> **WHAT IS NEEDED**:
Output each entry exactly; skip nothing.

═══ INPUT ROWS ═══

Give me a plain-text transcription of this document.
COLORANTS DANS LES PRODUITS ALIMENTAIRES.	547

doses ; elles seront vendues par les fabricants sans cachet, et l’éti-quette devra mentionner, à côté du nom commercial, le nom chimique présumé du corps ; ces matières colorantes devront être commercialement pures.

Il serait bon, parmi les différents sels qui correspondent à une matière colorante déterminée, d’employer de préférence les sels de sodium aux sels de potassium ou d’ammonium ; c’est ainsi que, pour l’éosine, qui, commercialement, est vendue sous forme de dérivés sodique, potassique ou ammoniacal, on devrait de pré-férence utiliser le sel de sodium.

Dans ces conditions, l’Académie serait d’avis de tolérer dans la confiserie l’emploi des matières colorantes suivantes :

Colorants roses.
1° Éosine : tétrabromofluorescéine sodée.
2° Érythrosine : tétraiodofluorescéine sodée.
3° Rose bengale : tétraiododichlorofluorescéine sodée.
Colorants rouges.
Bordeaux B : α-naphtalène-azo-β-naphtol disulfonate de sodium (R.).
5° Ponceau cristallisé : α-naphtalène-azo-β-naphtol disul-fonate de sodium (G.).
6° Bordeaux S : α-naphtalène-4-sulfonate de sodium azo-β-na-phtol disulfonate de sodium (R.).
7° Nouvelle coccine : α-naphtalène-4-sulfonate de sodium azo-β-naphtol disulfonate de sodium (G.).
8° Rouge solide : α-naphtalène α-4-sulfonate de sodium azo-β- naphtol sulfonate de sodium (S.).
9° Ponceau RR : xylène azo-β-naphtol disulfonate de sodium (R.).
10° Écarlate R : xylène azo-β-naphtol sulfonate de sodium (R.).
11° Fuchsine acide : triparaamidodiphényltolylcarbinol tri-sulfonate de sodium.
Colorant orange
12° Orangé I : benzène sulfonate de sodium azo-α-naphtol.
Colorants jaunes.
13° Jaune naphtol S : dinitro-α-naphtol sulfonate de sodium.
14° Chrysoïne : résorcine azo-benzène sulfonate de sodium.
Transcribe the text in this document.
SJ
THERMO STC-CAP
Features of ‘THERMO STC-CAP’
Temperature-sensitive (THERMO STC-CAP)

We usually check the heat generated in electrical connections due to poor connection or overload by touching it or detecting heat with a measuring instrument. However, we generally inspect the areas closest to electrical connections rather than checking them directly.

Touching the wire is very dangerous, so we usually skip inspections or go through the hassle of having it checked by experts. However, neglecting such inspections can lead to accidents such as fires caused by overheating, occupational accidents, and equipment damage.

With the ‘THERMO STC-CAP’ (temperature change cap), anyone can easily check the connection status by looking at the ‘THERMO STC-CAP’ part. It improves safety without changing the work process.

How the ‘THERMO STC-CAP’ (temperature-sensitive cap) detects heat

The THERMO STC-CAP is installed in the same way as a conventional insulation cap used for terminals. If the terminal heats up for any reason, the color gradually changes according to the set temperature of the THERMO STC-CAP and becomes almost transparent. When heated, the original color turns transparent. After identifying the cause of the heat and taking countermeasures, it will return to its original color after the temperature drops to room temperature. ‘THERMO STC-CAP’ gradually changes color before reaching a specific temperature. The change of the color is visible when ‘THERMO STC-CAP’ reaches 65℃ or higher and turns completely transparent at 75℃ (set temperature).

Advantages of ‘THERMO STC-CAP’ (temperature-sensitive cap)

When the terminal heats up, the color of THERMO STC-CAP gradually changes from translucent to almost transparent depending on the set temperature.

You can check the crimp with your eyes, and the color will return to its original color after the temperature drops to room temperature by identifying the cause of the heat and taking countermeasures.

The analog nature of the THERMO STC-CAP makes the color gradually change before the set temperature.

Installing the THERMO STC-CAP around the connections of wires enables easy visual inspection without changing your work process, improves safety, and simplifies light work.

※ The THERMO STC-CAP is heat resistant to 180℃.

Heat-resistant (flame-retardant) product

═══

> **SOLUTION TO THE PROBLEM**:
Give me a plain-text transcription of this document.
COLORANTS DANS LES PRODUITS ALIMENTAIRES.	547

doses ; elles seront vendues par les fabricants sans cachet, et l’éti-quette devra mentionner, à côté du nom commercial, le nom chimique présumé du corps ; ces matières colorantes devront être commercialement pures.

Il serait bon, parmi les différents sels qui correspondent à une matière colorante déterminée, d’employer de préférence les sels de sodium aux sels de potassium ou d’ammonium ; c’est ainsi que, pour l’éosine, qui, commercialement, est vendue sous forme de dérivés sodique, potassique ou ammoniacal, on devrait de pré-férence utiliser le sel de sodium.

Dans ces conditions, l’Académie serait d’avis de tolérer dans la confiserie l’emploi des matières colorantes suivantes :

Colorants roses.
1° Éosine : tétrabromofluorescéine sodée.
2° Érythrosine : tétraiodofluorescéine sodée.
3° Rose bengale : tétraiododichlorofluorescéine sodée.
Colorants rouges.
Bordeaux B : α-naphtalène-azo-β-naphtol disulfonate de sodium (R.).
5° Ponceau cristallisé : α-naphtalène-azo-β-naphtol disul-fonate de sodium (G.).
6° Bordeaux S : α-naphtalène-4-sulfonate de sodium azo-β-na-phtol disulfonate de sodium (R.).
7° Nouvelle coccine : α-naphtalène-4-sulfonate de sodium azo-β-naphtol disulfonate de sodium (G.).
8° Rouge solide : α-naphtalène α-4-sulfonate de sodium azo-β- naphtol sulfonate de sodium (S.).
9° Ponceau RR : xylène azo-β-naphtol disulfonate de sodium (R.).
10° Écarlate R : xylène azo-β-naphtol sulfonate de sodium (R.).
11° Fuchsine acide : triparaamidodiphényltolylcarbinol tri-sulfonate de sodium.
Colorant orange
12° Orangé I : benzène sulfonate de sodium azo-α-naphtol.
Colorants jaunes.
13° Jaune naphtol S : dinitro-α-naphtol sulfonate de sodium.
14° Chrysoïne : résorcine azo-benzène sulfonate de sodium.
Transcribe the text in this document.
SJ
THERMO STC-CAP
Features of ‘THERMO STC-CAP’
Temperature-sensitive (THERMO STC-CAP)

We usually check the heat generated in electrical connections due to poor connection or overload by touching it or detecting heat with a measuring instrument. However, we generally inspect the areas closest to electrical connections rather than checking them directly.

Touching the wire is very dangerous, so we usually skip inspections or go through the hassle of having it checked by experts. However, neglecting such inspections can lead to accidents such as fires caused by overheating, occupational accidents, and equipment damage.

With the ‘THERMO STC-CAP’ (temperature change cap), anyone can easily check the connection status by looking at the ‘THERMO STC-CAP’ part. It improves safety without changing the work process.

How the ‘THERMO STC-CAP’ (temperature-sensitive cap) detects heat

The THERMO STC-CAP is installed in the same way as a conventional insulation cap used for terminals. If the terminal heats up for any reason, the color gradually changes according to the set temperature of the THERMO STC-CAP and becomes almost transparent. When heated, the original color turns transparent. After identifying the cause of the heat and taking countermeasures, it will return to its original color after the temperature drops to room temperature. ‘THERMO STC-CAP’ gradually changes color before reaching a specific temperature. The change of the color is visible when ‘THERMO STC-CAP’ reaches 65℃ or higher and turns completely transparent at 75℃ (set temperature).

Advantages of ‘THERMO STC-CAP’ (temperature-sensitive cap)

When the terminal heats up, the color of THERMO STC-CAP gradually changes from translucent to almost transparent depending on the set temperature.

You can check the crimp with your eyes, and the color will return to its original color after the temperature drops to room temperature by identifying the cause of the heat and taking countermeasures.

The analog nature of the THERMO STC-CAP makes the color gradually change before the set temperature.

Installing the THERMO STC-CAP around the connections of wires enables easy visual inspection without changing your work process, improves safety, and simplifies light work.

※ The THERMO STC-CAP is heat resistant to 180℃.

Heat-resistant (flame-retardant) product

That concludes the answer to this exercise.